- [PROBLEM TO WORK ON] Return, word for word, every line that follows.

- [DATA FOR THIS EXERCISE]
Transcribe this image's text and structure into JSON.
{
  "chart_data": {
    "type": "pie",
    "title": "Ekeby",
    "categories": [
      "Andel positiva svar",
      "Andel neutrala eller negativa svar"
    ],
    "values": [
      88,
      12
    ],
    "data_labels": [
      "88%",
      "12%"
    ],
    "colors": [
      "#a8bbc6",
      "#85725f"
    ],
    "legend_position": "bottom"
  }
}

- [ANSWER TO THIS EXERCISE]
Transcribe this image's text and structure into JSON.
{
  "chart_data": {
    "type": "pie",
    "title": "Ekeby",
    "categories": [
      "Andel positiva svar",
      "Andel neutrala eller negativa svar"
    ],
    "values": [
      88,
      12
    ],
    "data_labels": [
      "88%",
      "12%"
    ],
    "colors": [
      "#a8bbc6",
      "#85725f"
    ],
    "legend_position": "bottom"
  }
}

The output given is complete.